(Data items)
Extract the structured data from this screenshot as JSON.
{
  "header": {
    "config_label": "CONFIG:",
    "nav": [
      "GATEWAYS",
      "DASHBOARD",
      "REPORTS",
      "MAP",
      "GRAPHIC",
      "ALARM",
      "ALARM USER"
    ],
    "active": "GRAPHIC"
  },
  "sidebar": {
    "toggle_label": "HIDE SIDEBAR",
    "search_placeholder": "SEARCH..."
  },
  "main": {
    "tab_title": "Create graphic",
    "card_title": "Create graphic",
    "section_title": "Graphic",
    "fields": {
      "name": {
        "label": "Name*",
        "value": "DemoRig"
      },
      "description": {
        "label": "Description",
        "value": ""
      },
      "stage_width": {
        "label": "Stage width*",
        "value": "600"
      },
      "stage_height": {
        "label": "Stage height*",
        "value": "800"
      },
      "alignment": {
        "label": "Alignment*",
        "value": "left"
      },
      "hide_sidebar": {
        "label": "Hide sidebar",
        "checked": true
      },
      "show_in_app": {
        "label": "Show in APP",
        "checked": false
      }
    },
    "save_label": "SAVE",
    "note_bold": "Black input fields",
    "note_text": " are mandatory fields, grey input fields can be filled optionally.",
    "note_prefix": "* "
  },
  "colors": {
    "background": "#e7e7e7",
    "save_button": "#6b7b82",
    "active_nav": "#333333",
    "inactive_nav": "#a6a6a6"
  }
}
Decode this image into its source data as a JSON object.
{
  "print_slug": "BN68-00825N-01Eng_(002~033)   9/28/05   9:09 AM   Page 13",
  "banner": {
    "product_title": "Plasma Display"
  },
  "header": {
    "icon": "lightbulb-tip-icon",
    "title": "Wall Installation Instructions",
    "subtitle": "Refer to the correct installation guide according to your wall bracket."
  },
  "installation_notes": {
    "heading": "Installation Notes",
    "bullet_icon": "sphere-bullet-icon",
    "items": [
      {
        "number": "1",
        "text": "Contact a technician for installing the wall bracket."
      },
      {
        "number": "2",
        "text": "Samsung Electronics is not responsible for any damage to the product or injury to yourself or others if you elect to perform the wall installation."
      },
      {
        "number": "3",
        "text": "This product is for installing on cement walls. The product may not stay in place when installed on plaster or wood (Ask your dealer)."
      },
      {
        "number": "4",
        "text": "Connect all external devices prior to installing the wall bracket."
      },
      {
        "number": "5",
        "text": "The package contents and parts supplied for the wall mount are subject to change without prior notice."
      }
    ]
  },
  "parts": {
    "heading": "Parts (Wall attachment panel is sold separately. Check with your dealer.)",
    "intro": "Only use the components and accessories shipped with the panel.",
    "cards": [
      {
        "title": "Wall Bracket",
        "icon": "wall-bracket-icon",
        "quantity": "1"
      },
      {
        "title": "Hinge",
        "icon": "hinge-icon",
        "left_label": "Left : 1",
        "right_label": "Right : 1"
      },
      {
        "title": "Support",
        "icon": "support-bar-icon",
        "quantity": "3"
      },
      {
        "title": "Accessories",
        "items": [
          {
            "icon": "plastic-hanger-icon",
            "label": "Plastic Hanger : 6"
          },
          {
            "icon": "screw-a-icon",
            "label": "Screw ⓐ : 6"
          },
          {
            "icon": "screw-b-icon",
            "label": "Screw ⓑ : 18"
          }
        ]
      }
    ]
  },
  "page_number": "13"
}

> **WHAT YOU NEED TO DO**:
Copy out all of the data exactly, leaving nothing out.

> **ANSWER BELOW**:
Extract the structured data from this screenshot as JSON.
{
  "header": {
    "config_label": "CONFIG:",
    "nav": [
      "GATEWAYS",
      "DASHBOARD",
      "REPORTS",
      "MAP",
      "GRAPHIC",
      "ALARM",
      "ALARM USER"
    ],
    "active": "GRAPHIC"
  },
  "sidebar": {
    "toggle_label": "HIDE SIDEBAR",
    "search_placeholder": "SEARCH..."
  },
  "main": {
    "tab_title": "Create graphic",
    "card_title": "Create graphic",
    "section_title": "Graphic",
    "fields": {
      "name": {
        "label": "Name*",
        "value": "DemoRig"
      },
      "description": {
        "label": "Description",
        "value": ""
      },
      "stage_width": {
        "label": "Stage width*",
        "value": "600"
      },
      "stage_height": {
        "label": "Stage height*",
        "value": "800"
      },
      "alignment": {
        "label": "Alignment*",
        "value": "left"
      },
      "hide_sidebar": {
        "label": "Hide sidebar",
        "checked": true
      },
      "show_in_app": {
        "label": "Show in APP",
        "checked": false
      }
    },
    "save_label": "SAVE",
    "note_bold": "Black input fields",
    "note_text": " are mandatory fields, grey input fields can be filled optionally.",
    "note_prefix": "* "
  },
  "colors": {
    "background": "#e7e7e7",
    "save_button": "#6b7b82",
    "active_nav": "#333333",
    "inactive_nav": "#a6a6a6"
  }
}
Decode this image into its source data as a JSON object.
{
  "print_slug": "BN68-00825N-01Eng_(002~033)   9/28/05   9:09 AM   Page 13",
  "banner": {
    "product_title": "Plasma Display"
  },
  "header": {
    "icon": "lightbulb-tip-icon",
    "title": "Wall Installation Instructions",
    "subtitle": "Refer to the correct installation guide according to your wall bracket."
  },
  "installation_notes": {
    "heading": "Installation Notes",
    "bullet_icon": "sphere-bullet-icon",
    "items": [
      {
        "number": "1",
        "text": "Contact a technician for installing the wall bracket."
      },
      {
        "number": "2",
        "text": "Samsung Electronics is not responsible for any damage to the product or injury to yourself or others if you elect to perform the wall installation."
      },
      {
        "number": "3",
        "text": "This product is for installing on cement walls. The product may not stay in place when installed on plaster or wood (Ask your dealer)."
      },
      {
        "number": "4",
        "text": "Connect all external devices prior to installing the wall bracket."
      },
      {
        "number": "5",
        "text": "The package contents and parts supplied for the wall mount are subject to change without prior notice."
      }
    ]
  },
  "parts": {
    "heading": "Parts (Wall attachment panel is sold separately. Check with your dealer.)",
    "intro": "Only use the components and accessories shipped with the panel.",
    "cards": [
      {
        "title": "Wall Bracket",
        "icon": "wall-bracket-icon",
        "quantity": "1"
      },
      {
        "title": "Hinge",
        "icon": "hinge-icon",
        "left_label": "Left : 1",
        "right_label": "Right : 1"
      },
      {
        "title": "Support",
        "icon": "support-bar-icon",
        "quantity": "3"
      },
      {
        "title": "Accessories",
        "items": [
          {
            "icon": "plastic-hanger-icon",
            "label": "Plastic Hanger : 6"
          },
          {
            "icon": "screw-a-icon",
            "label": "Screw ⓐ : 6"
          },
          {
            "icon": "screw-b-icon",
            "label": "Screw ⓑ : 18"
          }
        ]
      }
    ]
  },
  "page_number": "13"
}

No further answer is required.